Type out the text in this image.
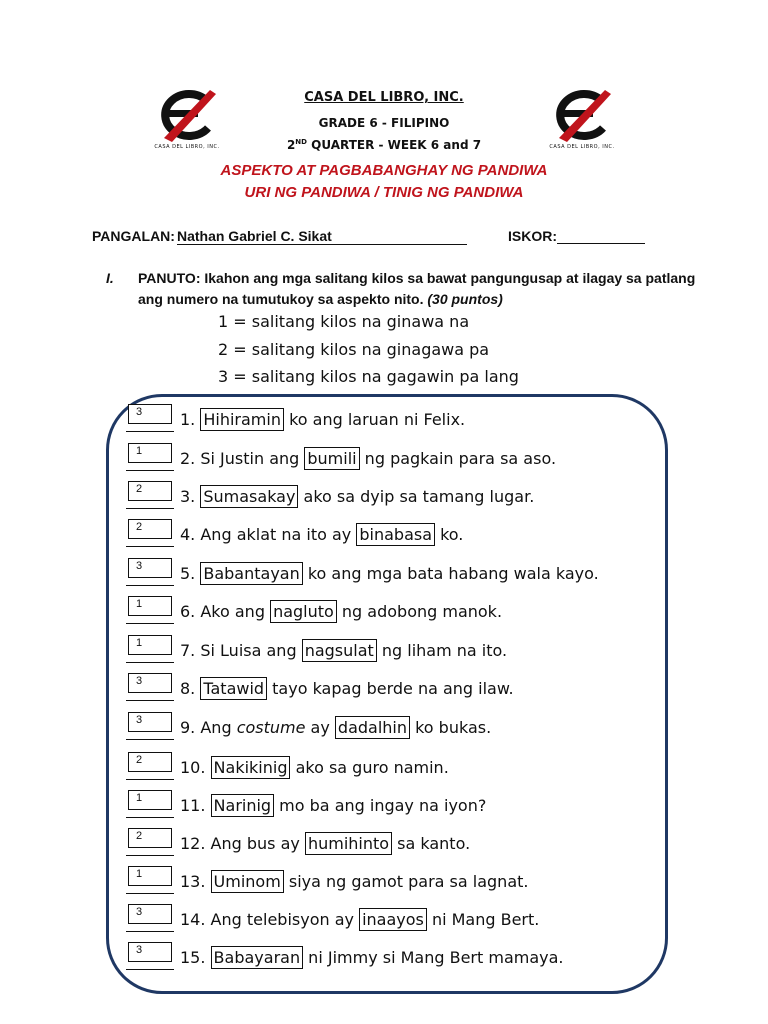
CASA DEL LIBRO, INC.	CASA DEL LIBRO, INC.
CASA DEL LIBRO, INC.
GRADE 6 - FILIPINO
2ND QUARTER - WEEK 6 and 7
ASPEKTO AT PAGBABANGHAY NG PANDIWA
URI NG PANDIWA / TINIG NG PANDIWA
PANGALAN:Nathan Gabriel C. Sikat	ISKOR:
I. PANUTO: Ikahon ang mga salitang kilos sa bawat pangungusap at ilagay sa patlang ang numero na tumutukoy sa aspekto nito. (30 puntos)
1 = salitang kilos na ginawa na
2 = salitang kilos na ginagawa pa
3 = salitang kilos na gagawin pa lang
3	1. Hihiramin ko ang laruan ni Felix.
1	2. Si Justin ang bumili ng pagkain para sa aso.
2	3. Sumasakay ako sa dyip sa tamang lugar.
2	4. Ang aklat na ito ay binabasa ko.
3	5. Babantayan ko ang mga bata habang wala kayo.
1	6. Ako ang nagluto ng adobong manok.
1	7. Si Luisa ang nagsulat ng liham na ito.
3	8. Tatawid tayo kapag berde na ang ilaw.
3	9. Ang costume ay dadalhin ko bukas.
2	10. Nakikinig ako sa guro namin.
1	11. Narinig mo ba ang ingay na iyon?
2	12. Ang bus ay humihinto sa kanto.
1	13. Uminom siya ng gamot para sa lagnat.
3	14. Ang telebisyon ay inaayos ni Mang Bert.
3	15. Babayaran ni Jimmy si Mang Bert mamaya.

GIVEN EXERCISE: From the entries above, collect every line with the string "Bert" in it.

SOLVED EXERCISE:
3	14. Ang telebisyon ay inaayos ni Mang Bert.
3	15. Babayaran ni Jimmy si Mang Bert mamaya.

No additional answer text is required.